WHAT YOU HAVE TO DO
Please edit the lines below, replacing every "bounding box" with "bounding rectangle" and leaving everything else unchanged.

Records in a dataset

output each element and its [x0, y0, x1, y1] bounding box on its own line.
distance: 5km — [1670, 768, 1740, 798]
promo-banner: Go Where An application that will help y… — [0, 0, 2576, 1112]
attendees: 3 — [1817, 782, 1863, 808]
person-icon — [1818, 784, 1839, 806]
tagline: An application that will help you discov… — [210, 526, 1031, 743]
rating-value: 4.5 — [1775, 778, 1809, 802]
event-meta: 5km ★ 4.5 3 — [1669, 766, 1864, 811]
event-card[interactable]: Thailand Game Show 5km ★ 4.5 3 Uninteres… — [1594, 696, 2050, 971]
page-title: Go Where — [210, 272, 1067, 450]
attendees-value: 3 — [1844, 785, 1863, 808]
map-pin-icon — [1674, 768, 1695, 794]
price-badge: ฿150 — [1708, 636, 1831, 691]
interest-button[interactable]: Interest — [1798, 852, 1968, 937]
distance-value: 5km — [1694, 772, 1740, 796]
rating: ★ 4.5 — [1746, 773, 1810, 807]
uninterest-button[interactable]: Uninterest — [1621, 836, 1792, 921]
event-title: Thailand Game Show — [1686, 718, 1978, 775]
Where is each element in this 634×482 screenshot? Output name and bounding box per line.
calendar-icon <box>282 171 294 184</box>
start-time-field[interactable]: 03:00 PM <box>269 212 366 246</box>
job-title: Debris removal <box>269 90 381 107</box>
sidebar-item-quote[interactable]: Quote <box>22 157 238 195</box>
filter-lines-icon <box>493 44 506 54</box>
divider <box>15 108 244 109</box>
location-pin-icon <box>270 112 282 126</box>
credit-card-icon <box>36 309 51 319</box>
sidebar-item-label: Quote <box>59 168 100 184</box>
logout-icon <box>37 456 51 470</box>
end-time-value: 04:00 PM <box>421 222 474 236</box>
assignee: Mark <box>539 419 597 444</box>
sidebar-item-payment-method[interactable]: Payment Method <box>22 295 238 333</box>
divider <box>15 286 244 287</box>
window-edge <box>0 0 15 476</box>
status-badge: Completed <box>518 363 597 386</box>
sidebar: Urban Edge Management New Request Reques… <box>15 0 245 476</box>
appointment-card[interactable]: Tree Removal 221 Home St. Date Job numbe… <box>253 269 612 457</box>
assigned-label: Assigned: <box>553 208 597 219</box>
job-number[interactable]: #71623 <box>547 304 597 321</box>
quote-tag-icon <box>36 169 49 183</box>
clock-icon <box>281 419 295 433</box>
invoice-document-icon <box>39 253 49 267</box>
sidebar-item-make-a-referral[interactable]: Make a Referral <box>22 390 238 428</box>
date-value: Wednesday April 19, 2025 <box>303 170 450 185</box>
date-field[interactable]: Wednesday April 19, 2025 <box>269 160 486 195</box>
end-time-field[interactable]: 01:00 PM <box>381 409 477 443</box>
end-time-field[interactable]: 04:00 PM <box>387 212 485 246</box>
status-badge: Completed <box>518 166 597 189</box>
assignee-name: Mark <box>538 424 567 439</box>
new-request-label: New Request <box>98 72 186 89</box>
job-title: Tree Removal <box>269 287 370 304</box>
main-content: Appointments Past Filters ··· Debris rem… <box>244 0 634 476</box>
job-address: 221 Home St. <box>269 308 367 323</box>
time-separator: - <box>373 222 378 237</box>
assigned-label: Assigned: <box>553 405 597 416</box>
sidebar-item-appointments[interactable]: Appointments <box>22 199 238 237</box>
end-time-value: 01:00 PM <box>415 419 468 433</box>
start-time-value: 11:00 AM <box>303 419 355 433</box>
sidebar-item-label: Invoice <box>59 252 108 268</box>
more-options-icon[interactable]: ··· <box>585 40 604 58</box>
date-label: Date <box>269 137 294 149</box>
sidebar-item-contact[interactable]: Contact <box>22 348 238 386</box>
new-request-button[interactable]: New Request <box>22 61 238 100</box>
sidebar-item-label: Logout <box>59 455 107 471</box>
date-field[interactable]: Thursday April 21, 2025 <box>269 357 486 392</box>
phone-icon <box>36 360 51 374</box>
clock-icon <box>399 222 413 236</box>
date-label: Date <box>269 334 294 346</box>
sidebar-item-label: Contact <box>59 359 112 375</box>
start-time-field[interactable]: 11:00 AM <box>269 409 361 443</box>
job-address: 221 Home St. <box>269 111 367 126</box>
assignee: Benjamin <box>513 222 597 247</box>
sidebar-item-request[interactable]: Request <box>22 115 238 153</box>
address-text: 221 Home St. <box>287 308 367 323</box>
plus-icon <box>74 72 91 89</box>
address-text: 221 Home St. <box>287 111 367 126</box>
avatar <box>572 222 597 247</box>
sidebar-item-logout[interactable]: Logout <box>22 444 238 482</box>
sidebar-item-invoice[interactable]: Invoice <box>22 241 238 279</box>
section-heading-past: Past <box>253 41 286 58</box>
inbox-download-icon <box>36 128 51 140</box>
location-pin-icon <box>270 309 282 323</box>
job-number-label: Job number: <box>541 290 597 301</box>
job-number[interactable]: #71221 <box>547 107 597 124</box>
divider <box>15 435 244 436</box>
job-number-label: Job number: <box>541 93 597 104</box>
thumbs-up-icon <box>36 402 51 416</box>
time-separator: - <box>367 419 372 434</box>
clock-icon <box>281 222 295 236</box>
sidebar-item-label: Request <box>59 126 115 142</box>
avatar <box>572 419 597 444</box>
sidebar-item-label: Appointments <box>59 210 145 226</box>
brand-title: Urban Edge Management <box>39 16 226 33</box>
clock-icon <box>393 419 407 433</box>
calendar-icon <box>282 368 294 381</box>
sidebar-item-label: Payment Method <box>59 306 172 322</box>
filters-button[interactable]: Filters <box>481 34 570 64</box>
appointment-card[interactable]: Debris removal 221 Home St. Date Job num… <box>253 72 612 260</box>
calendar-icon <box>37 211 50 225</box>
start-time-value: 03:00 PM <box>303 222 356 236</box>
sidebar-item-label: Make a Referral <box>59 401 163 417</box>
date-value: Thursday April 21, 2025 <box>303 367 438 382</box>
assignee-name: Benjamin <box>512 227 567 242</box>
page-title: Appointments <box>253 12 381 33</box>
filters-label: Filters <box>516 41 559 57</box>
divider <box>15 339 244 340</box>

RESPONSE BELOW
output each element and its [x0, y0, x1, y1] bounding rectangle on its own line.
distance: 5km — [1670, 768, 1740, 798]
promo-banner: Go Where An application that will help y… — [0, 0, 2576, 1112]
attendees: 3 — [1817, 782, 1863, 808]
person-icon — [1818, 784, 1839, 806]
tagline: An application that will help you discov… — [210, 526, 1031, 743]
rating-value: 4.5 — [1775, 778, 1809, 802]
event-meta: 5km ★ 4.5 3 — [1669, 766, 1864, 811]
event-card[interactable]: Thailand Game Show 5km ★ 4.5 3 Uninteres… — [1594, 696, 2050, 971]
page-title: Go Where — [210, 272, 1067, 450]
attendees-value: 3 — [1844, 785, 1863, 808]
map-pin-icon — [1674, 768, 1695, 794]
price-badge: ฿150 — [1708, 636, 1831, 691]
interest-button[interactable]: Interest — [1798, 852, 1968, 937]
distance-value: 5km — [1694, 772, 1740, 796]
rating: ★ 4.5 — [1746, 773, 1810, 807]
uninterest-button[interactable]: Uninterest — [1621, 836, 1792, 921]
event-title: Thailand Game Show — [1686, 718, 1978, 775]
Where is each element in this 634×482 screenshot? Output name and bounding rectangle per line.
calendar-icon <box>282 171 294 184</box>
start-time-field[interactable]: 03:00 PM <box>269 212 366 246</box>
job-title: Debris removal <box>269 90 381 107</box>
sidebar-item-quote[interactable]: Quote <box>22 157 238 195</box>
filter-lines-icon <box>493 44 506 54</box>
divider <box>15 108 244 109</box>
location-pin-icon <box>270 112 282 126</box>
credit-card-icon <box>36 309 51 319</box>
sidebar-item-label: Quote <box>59 168 100 184</box>
logout-icon <box>37 456 51 470</box>
end-time-value: 04:00 PM <box>421 222 474 236</box>
assignee: Mark <box>539 419 597 444</box>
sidebar-item-payment-method[interactable]: Payment Method <box>22 295 238 333</box>
divider <box>15 286 244 287</box>
window-edge <box>0 0 15 476</box>
status-badge: Completed <box>518 363 597 386</box>
sidebar: Urban Edge Management New Request Reques… <box>15 0 245 476</box>
appointment-card[interactable]: Tree Removal 221 Home St. Date Job numbe… <box>253 269 612 457</box>
assigned-label: Assigned: <box>553 208 597 219</box>
job-number[interactable]: #71623 <box>547 304 597 321</box>
quote-tag-icon <box>36 169 49 183</box>
clock-icon <box>281 419 295 433</box>
invoice-document-icon <box>39 253 49 267</box>
sidebar-item-make-a-referral[interactable]: Make a Referral <box>22 390 238 428</box>
date-value: Wednesday April 19, 2025 <box>303 170 450 185</box>
date-field[interactable]: Wednesday April 19, 2025 <box>269 160 486 195</box>
end-time-field[interactable]: 01:00 PM <box>381 409 477 443</box>
end-time-field[interactable]: 04:00 PM <box>387 212 485 246</box>
status-badge: Completed <box>518 166 597 189</box>
assignee-name: Mark <box>538 424 567 439</box>
new-request-label: New Request <box>98 72 186 89</box>
job-title: Tree Removal <box>269 287 370 304</box>
main-content: Appointments Past Filters ··· Debris rem… <box>244 0 634 476</box>
job-address: 221 Home St. <box>269 308 367 323</box>
time-separator: - <box>373 222 378 237</box>
assigned-label: Assigned: <box>553 405 597 416</box>
sidebar-item-appointments[interactable]: Appointments <box>22 199 238 237</box>
end-time-value: 01:00 PM <box>415 419 468 433</box>
start-time-value: 11:00 AM <box>303 419 355 433</box>
sidebar-item-label: Invoice <box>59 252 108 268</box>
more-options-icon[interactable]: ··· <box>585 40 604 58</box>
date-label: Date <box>269 137 294 149</box>
sidebar-item-contact[interactable]: Contact <box>22 348 238 386</box>
new-request-button[interactable]: New Request <box>22 61 238 100</box>
sidebar-item-label: Logout <box>59 455 107 471</box>
date-field[interactable]: Thursday April 21, 2025 <box>269 357 486 392</box>
phone-icon <box>36 360 51 374</box>
clock-icon <box>399 222 413 236</box>
date-label: Date <box>269 334 294 346</box>
sidebar-item-label: Contact <box>59 359 112 375</box>
start-time-field[interactable]: 11:00 AM <box>269 409 361 443</box>
job-address: 221 Home St. <box>269 111 367 126</box>
assignee: Benjamin <box>513 222 597 247</box>
sidebar-item-request[interactable]: Request <box>22 115 238 153</box>
address-text: 221 Home St. <box>287 308 367 323</box>
plus-icon <box>74 72 91 89</box>
address-text: 221 Home St. <box>287 111 367 126</box>
avatar <box>572 222 597 247</box>
sidebar-item-logout[interactable]: Logout <box>22 444 238 482</box>
sidebar-item-invoice[interactable]: Invoice <box>22 241 238 279</box>
section-heading-past: Past <box>253 41 286 58</box>
inbox-download-icon <box>36 128 51 140</box>
location-pin-icon <box>270 309 282 323</box>
job-number-label: Job number: <box>541 290 597 301</box>
job-number[interactable]: #71221 <box>547 107 597 124</box>
divider <box>15 435 244 436</box>
job-number-label: Job number: <box>541 93 597 104</box>
thumbs-up-icon <box>36 402 51 416</box>
time-separator: - <box>367 419 372 434</box>
clock-icon <box>281 222 295 236</box>
sidebar-item-label: Request <box>59 126 115 142</box>
avatar <box>572 419 597 444</box>
sidebar-item-label: Appointments <box>59 210 145 226</box>
brand-title: Urban Edge Management <box>39 16 226 33</box>
clock-icon <box>393 419 407 433</box>
calendar-icon <box>282 368 294 381</box>
sidebar-item-label: Payment Method <box>59 306 172 322</box>
filters-button[interactable]: Filters <box>481 34 570 64</box>
appointment-card[interactable]: Debris removal 221 Home St. Date Job num… <box>253 72 612 260</box>
calendar-icon <box>37 211 50 225</box>
start-time-value: 03:00 PM <box>303 222 356 236</box>
sidebar-item-label: Make a Referral <box>59 401 163 417</box>
date-value: Thursday April 21, 2025 <box>303 367 438 382</box>
assignee-name: Benjamin <box>512 227 567 242</box>
page-title: Appointments <box>253 12 381 33</box>
filters-label: Filters <box>516 41 559 57</box>
divider <box>15 339 244 340</box>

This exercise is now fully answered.